**DATA RECORDS:**
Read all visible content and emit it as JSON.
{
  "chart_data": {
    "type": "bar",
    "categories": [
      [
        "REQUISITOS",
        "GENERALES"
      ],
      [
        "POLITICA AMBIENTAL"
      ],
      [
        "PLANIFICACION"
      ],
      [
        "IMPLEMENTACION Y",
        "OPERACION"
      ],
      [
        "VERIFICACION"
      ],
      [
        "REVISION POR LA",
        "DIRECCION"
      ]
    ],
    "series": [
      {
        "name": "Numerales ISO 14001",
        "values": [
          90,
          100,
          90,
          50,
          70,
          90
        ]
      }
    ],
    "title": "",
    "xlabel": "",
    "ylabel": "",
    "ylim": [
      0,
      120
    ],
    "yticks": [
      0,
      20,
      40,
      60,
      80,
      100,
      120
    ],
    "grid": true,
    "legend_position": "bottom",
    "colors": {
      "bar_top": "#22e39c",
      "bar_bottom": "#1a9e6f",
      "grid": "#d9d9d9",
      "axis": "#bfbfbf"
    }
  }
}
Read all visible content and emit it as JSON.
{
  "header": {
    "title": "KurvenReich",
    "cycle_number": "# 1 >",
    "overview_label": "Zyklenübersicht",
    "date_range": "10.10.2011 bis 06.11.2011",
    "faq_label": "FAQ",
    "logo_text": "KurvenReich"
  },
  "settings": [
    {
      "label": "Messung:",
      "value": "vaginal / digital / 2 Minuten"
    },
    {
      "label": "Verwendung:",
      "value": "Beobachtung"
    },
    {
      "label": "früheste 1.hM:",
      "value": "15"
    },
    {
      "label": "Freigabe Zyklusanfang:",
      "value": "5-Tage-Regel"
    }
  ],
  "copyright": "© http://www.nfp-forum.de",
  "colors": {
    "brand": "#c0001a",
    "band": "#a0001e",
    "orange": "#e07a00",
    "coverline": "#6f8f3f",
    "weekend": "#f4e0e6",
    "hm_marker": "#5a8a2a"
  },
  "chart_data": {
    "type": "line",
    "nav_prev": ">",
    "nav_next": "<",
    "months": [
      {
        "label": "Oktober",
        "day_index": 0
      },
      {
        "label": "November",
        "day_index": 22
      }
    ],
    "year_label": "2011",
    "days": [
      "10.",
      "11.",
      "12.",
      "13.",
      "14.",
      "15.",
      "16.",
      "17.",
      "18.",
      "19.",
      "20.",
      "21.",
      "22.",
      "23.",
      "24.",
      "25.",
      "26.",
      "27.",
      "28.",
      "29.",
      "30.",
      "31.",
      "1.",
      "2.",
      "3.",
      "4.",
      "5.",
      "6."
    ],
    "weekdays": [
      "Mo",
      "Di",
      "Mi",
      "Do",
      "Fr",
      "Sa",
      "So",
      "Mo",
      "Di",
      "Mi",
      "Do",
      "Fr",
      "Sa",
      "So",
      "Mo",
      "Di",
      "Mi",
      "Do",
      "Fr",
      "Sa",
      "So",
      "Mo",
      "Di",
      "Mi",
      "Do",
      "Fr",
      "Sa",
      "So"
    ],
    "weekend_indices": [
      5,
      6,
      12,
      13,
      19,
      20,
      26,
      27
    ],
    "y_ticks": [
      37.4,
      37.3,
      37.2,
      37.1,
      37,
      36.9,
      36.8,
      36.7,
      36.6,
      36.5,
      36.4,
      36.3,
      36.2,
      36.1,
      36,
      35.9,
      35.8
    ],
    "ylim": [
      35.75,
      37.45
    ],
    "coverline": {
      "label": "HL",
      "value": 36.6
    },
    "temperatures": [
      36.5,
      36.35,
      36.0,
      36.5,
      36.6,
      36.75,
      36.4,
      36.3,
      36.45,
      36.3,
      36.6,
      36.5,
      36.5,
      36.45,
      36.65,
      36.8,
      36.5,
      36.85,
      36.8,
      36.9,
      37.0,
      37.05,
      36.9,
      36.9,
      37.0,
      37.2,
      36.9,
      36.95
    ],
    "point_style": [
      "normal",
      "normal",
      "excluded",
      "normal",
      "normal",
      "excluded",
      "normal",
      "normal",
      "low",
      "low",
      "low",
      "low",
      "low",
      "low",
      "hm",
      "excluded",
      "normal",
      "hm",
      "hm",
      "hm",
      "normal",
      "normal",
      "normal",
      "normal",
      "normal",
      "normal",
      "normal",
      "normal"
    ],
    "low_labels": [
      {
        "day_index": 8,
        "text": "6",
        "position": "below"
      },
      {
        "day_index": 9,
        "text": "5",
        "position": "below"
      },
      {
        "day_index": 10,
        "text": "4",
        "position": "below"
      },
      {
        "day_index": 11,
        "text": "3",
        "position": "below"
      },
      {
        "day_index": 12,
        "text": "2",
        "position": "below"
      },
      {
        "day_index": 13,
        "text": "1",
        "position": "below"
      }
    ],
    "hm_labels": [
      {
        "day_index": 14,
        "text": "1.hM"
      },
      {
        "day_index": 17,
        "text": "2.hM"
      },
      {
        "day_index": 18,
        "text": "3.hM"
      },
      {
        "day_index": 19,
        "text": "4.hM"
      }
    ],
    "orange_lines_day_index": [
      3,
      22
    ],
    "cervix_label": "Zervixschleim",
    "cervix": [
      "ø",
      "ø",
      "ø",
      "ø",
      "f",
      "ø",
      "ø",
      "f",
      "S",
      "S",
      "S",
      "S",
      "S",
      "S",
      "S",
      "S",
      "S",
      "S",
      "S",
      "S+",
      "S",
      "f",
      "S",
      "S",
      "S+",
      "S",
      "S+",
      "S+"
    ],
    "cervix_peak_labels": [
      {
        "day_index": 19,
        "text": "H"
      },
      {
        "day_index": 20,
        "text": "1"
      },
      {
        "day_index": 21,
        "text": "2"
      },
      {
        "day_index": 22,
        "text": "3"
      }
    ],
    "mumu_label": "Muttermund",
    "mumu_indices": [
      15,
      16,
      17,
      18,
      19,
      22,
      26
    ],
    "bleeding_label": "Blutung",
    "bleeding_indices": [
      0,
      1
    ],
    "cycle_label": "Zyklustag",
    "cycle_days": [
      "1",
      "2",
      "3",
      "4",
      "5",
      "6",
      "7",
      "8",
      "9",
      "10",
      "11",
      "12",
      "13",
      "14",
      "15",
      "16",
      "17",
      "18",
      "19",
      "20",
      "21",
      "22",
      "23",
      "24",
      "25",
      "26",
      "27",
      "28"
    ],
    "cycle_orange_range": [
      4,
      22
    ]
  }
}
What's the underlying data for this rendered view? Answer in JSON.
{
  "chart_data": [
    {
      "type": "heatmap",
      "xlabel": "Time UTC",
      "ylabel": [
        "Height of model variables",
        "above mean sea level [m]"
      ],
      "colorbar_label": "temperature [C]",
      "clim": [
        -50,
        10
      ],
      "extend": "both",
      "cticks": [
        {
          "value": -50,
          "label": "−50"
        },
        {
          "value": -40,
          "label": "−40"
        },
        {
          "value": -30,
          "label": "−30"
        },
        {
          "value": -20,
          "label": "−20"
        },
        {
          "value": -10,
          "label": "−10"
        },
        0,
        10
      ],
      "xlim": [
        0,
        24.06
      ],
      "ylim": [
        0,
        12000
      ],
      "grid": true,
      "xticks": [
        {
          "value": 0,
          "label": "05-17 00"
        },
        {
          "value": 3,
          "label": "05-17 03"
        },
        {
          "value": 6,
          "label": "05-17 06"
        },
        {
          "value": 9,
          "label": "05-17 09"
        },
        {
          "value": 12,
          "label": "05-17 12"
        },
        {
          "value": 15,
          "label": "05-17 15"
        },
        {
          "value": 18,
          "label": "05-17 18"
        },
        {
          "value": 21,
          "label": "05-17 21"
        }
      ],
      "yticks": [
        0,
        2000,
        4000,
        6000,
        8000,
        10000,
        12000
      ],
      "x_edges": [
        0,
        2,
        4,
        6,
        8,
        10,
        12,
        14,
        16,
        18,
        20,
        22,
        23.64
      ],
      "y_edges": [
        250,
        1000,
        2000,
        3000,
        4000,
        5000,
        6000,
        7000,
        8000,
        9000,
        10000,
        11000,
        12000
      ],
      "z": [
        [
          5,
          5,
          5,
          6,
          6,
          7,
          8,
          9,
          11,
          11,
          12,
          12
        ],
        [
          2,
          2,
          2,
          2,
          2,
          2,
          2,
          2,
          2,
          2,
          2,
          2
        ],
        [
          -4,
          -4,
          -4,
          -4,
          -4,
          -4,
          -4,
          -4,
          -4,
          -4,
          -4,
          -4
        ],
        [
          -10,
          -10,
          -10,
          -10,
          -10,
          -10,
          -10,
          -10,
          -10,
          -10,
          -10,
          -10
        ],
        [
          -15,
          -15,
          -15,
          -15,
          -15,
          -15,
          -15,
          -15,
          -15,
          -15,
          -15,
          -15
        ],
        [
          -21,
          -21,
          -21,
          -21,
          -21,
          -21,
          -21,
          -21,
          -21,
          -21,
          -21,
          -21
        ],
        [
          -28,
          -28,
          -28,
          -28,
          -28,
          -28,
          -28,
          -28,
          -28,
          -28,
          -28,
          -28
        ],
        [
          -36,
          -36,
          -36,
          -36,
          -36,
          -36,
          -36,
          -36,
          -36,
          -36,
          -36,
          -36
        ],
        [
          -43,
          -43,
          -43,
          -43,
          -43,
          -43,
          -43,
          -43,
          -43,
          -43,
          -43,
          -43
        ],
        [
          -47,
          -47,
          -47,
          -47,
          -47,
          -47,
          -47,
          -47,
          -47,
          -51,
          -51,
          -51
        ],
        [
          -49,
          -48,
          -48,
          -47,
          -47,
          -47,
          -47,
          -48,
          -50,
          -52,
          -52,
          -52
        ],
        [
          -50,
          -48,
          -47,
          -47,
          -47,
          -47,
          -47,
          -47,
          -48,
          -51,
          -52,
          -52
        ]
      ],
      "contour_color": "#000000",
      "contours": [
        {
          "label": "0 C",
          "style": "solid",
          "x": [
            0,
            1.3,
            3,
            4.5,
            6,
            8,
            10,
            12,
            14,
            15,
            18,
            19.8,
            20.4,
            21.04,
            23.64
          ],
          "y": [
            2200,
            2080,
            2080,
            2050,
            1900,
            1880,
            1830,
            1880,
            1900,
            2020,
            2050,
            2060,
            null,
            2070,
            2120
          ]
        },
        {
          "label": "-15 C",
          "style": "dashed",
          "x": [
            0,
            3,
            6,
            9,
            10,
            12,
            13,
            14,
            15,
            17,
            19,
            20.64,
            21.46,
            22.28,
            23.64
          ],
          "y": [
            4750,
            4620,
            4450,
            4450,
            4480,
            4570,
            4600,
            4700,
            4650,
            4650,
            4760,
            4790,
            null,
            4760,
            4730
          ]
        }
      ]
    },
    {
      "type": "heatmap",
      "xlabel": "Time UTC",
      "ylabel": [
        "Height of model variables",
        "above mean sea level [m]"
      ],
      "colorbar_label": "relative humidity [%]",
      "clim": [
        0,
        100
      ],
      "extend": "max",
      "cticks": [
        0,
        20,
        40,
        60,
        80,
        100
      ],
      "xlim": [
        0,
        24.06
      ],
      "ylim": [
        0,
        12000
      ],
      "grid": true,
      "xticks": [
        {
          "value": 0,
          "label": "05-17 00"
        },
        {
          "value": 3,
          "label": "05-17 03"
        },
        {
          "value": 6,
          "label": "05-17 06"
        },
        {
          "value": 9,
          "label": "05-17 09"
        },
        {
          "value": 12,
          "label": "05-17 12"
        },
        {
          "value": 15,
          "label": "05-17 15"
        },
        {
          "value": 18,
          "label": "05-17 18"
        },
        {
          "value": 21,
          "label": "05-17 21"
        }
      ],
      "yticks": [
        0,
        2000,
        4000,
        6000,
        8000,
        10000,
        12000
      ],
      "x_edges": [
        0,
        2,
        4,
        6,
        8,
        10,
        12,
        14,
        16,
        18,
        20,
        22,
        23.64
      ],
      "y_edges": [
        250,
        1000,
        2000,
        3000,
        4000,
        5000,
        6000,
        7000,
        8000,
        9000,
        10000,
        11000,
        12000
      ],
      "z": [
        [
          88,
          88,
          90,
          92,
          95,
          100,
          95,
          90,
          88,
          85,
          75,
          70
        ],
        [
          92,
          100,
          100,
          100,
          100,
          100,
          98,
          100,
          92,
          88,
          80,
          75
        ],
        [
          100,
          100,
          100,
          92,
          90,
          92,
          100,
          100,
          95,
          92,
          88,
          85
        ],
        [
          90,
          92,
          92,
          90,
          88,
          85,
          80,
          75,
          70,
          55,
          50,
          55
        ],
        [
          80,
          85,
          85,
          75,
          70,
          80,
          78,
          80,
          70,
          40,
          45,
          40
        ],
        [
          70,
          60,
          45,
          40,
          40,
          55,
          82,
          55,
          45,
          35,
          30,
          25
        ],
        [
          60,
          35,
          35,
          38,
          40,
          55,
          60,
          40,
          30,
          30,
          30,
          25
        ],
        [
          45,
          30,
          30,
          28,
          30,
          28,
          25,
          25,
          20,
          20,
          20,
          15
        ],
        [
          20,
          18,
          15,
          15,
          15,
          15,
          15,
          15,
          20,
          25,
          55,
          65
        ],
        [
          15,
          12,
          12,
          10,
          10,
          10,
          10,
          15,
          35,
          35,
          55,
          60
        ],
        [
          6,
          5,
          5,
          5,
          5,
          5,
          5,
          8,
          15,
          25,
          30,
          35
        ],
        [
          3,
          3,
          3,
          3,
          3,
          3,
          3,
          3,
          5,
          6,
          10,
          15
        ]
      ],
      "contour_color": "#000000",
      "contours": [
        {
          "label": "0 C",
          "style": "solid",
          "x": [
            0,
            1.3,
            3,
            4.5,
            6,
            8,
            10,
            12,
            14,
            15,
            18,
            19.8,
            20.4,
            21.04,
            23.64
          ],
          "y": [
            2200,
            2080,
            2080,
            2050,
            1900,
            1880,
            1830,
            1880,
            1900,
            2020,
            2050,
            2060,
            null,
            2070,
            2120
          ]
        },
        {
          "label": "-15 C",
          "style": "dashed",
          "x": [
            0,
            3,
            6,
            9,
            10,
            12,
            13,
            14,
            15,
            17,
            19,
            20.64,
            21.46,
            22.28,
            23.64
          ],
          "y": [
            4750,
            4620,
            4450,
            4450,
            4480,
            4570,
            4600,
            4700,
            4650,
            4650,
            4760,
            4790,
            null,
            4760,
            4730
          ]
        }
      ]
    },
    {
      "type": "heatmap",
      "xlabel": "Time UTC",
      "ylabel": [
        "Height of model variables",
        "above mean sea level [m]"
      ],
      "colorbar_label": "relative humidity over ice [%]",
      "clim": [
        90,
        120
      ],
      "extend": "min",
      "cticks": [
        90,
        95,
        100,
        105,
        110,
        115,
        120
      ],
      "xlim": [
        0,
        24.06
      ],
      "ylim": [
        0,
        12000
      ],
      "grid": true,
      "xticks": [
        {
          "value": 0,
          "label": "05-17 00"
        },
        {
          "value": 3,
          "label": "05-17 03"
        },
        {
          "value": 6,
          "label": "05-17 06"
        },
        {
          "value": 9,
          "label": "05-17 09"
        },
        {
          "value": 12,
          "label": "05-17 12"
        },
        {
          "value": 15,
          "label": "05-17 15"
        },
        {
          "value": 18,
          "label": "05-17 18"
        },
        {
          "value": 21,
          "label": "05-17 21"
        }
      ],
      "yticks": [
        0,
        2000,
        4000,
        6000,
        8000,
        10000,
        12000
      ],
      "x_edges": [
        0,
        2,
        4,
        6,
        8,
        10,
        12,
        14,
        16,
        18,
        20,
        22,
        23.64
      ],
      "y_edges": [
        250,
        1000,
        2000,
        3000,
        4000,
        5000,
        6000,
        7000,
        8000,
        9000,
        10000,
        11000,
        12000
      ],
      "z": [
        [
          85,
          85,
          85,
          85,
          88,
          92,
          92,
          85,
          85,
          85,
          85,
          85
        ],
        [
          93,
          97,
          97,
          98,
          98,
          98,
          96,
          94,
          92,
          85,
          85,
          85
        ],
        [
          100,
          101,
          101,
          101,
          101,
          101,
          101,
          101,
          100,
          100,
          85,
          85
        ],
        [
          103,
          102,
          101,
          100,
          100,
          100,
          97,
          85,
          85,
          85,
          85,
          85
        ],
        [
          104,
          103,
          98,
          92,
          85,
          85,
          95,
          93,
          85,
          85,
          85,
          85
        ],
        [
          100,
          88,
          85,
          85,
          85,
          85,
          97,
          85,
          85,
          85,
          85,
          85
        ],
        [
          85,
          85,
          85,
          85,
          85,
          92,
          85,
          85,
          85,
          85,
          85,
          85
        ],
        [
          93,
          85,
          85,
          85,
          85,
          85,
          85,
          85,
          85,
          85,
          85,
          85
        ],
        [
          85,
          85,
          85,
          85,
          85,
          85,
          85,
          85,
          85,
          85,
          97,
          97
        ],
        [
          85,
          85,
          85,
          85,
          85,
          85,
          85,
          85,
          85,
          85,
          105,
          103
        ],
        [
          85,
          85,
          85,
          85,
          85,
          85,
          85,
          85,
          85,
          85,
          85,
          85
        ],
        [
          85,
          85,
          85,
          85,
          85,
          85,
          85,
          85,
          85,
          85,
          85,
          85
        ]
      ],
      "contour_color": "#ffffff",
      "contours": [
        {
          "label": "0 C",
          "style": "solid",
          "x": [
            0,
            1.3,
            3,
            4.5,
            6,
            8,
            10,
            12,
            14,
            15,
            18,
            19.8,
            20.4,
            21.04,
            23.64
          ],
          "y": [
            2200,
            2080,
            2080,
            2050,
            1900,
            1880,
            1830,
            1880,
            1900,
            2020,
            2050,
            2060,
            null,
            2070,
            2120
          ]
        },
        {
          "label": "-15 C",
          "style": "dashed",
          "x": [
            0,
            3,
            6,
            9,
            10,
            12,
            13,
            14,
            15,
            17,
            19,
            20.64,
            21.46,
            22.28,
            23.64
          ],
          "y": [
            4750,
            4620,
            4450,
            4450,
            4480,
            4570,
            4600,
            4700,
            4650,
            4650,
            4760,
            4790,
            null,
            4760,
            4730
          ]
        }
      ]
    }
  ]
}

**WHAT YOU SHOULD DO:** Show every line in the entries where the string "humidity" occurs.

**SOLUTION FOR THIS EXERCISE:**
      "colorbar_label": "relative humidity [%]",
      "colorbar_label": "relative humidity over ice [%]",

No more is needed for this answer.